▸ Task description: Look through the material below and count the lines with the string "Swiss". Report only the count.

* start Task input *

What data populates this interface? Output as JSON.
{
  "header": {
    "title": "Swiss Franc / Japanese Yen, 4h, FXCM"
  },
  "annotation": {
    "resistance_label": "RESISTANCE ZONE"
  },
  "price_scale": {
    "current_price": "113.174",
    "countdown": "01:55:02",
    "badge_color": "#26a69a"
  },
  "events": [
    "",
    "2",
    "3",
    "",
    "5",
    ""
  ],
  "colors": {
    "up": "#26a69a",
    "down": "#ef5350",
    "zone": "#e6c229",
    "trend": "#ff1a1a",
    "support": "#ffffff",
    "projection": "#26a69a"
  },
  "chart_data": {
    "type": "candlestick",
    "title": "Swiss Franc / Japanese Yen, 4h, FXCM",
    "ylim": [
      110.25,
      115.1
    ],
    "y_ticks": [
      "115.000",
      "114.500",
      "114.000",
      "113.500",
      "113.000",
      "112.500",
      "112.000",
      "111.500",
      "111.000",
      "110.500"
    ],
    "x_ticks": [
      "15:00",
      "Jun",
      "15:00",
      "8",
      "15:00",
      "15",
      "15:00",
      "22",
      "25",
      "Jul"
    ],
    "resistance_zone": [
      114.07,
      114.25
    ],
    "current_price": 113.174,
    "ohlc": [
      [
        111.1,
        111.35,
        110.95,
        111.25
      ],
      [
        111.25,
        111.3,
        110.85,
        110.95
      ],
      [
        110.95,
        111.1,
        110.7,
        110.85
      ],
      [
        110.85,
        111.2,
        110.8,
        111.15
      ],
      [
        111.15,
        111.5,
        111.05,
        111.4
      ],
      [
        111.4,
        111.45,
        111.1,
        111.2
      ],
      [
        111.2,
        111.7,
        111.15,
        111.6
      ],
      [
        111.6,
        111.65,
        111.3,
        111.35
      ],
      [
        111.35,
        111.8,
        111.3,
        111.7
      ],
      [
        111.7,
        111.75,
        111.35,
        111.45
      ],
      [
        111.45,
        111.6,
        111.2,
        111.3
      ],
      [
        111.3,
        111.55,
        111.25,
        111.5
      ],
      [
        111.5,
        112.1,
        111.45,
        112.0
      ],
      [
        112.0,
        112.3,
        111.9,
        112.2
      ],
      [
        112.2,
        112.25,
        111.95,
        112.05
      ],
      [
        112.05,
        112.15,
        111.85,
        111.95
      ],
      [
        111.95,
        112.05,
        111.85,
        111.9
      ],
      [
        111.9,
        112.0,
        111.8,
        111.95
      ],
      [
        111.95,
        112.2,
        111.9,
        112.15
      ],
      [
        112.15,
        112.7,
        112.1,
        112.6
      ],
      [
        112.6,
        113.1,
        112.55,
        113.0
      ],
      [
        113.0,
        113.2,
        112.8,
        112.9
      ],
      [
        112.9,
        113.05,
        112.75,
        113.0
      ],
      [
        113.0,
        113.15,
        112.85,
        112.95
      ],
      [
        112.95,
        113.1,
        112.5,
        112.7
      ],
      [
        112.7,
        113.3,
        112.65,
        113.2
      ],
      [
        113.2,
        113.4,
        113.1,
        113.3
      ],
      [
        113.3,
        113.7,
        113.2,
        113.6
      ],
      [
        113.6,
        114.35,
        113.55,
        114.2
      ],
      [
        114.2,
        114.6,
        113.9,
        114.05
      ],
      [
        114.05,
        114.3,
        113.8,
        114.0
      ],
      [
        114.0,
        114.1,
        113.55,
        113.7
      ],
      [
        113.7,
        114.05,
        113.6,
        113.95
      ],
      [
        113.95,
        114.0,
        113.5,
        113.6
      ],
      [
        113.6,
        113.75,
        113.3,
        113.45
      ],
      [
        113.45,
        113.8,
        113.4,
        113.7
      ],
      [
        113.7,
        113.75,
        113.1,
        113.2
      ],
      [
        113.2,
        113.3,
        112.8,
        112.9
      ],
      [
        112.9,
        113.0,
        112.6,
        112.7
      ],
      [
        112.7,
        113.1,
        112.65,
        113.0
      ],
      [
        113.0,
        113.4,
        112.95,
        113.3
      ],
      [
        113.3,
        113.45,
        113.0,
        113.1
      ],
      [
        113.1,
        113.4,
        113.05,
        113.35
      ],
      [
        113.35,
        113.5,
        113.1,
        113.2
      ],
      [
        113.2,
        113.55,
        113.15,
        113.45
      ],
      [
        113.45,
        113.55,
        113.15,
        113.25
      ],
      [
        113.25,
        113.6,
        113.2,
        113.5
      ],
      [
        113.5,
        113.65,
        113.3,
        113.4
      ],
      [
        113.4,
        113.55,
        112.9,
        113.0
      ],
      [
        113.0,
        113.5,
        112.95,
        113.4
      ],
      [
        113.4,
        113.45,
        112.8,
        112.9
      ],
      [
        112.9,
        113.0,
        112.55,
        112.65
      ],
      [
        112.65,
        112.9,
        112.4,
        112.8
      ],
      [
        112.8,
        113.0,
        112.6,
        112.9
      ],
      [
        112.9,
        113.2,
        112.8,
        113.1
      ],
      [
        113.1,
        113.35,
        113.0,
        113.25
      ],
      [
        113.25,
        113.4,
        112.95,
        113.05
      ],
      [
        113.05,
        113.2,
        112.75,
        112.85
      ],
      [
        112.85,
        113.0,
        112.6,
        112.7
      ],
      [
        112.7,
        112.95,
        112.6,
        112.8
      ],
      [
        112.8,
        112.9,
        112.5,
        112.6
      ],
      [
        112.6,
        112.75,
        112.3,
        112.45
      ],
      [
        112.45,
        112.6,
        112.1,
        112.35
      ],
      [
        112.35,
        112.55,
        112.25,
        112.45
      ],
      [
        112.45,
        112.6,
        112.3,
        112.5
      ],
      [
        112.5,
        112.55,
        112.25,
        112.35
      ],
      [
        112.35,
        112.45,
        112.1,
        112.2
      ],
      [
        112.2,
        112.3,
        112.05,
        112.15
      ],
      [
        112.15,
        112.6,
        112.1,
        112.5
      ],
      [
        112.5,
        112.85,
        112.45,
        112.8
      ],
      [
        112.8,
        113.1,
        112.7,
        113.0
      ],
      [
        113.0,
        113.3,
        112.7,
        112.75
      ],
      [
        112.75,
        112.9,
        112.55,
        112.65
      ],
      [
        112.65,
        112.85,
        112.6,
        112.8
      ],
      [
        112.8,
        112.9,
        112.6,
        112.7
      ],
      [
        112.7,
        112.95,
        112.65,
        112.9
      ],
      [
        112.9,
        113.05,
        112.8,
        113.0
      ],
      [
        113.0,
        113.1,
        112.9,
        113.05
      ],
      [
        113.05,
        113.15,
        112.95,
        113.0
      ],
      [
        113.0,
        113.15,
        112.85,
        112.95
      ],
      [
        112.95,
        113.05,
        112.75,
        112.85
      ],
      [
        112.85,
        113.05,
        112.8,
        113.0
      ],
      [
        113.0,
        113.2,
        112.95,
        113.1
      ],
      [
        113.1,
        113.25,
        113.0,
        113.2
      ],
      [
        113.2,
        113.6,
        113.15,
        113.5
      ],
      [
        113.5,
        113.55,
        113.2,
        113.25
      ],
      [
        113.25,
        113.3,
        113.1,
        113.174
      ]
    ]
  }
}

* end Task input *
* start Task input *

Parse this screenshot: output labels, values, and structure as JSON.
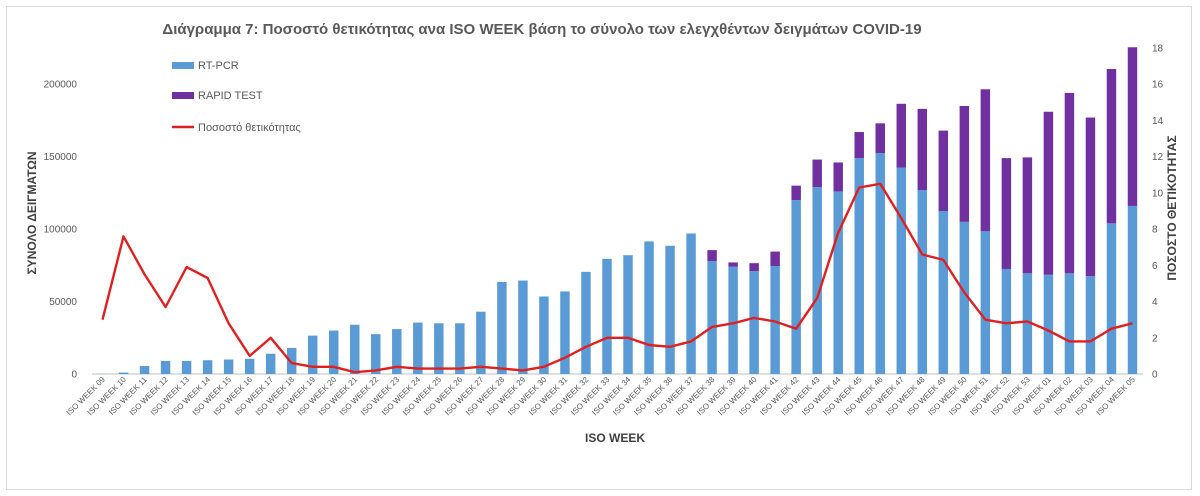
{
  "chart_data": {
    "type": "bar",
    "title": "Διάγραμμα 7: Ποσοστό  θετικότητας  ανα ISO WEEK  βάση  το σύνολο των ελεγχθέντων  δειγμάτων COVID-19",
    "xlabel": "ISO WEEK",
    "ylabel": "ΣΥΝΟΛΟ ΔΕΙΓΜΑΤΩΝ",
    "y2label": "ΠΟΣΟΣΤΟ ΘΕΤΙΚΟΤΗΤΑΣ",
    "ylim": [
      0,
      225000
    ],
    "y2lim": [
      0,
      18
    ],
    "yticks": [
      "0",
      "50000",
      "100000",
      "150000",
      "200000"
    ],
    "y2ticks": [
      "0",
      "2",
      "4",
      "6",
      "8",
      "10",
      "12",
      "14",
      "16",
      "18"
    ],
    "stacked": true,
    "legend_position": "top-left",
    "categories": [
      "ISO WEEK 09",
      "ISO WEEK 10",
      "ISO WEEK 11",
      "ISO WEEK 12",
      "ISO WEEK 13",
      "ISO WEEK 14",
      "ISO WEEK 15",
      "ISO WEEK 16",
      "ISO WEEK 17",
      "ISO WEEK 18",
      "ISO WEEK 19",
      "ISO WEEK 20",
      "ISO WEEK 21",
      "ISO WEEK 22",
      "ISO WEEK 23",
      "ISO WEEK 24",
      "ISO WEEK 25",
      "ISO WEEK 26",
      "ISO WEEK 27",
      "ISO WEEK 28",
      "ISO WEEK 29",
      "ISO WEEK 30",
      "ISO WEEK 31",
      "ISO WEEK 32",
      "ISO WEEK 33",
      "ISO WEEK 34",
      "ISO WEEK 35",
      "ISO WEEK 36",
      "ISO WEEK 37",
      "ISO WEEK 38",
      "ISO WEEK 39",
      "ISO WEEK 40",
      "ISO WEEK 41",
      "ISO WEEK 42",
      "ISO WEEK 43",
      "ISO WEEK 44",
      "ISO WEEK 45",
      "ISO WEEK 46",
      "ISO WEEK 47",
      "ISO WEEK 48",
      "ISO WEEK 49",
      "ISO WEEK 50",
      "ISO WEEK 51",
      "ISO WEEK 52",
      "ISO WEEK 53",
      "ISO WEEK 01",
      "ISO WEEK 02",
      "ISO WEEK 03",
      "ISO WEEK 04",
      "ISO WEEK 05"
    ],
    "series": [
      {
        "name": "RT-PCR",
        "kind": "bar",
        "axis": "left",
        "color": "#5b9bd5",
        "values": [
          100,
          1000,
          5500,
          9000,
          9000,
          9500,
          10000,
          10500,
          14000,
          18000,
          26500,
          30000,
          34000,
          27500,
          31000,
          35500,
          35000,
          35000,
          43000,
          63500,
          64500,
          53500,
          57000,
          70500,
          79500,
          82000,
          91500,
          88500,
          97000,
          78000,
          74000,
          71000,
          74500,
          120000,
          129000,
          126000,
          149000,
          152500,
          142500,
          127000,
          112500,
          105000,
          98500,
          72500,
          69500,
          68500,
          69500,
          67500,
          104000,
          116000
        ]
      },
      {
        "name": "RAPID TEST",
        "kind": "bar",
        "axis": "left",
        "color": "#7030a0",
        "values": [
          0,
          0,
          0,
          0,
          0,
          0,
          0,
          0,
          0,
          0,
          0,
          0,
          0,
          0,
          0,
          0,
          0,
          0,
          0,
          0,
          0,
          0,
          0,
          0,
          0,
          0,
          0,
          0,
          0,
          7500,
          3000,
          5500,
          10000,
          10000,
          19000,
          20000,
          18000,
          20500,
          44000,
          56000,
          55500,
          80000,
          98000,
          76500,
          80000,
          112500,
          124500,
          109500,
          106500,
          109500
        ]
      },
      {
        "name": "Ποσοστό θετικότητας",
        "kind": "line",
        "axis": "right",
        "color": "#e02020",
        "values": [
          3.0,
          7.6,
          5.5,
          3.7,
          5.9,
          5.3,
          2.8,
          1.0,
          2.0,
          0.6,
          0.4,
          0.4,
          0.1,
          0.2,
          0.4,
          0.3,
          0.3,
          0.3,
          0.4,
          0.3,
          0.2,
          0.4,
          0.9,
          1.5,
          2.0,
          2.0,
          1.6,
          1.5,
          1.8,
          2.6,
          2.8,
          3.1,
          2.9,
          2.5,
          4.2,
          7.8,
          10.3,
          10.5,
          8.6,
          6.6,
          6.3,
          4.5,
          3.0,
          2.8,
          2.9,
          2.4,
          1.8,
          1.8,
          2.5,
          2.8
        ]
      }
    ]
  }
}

* end Task input *

▸ Task answer: 2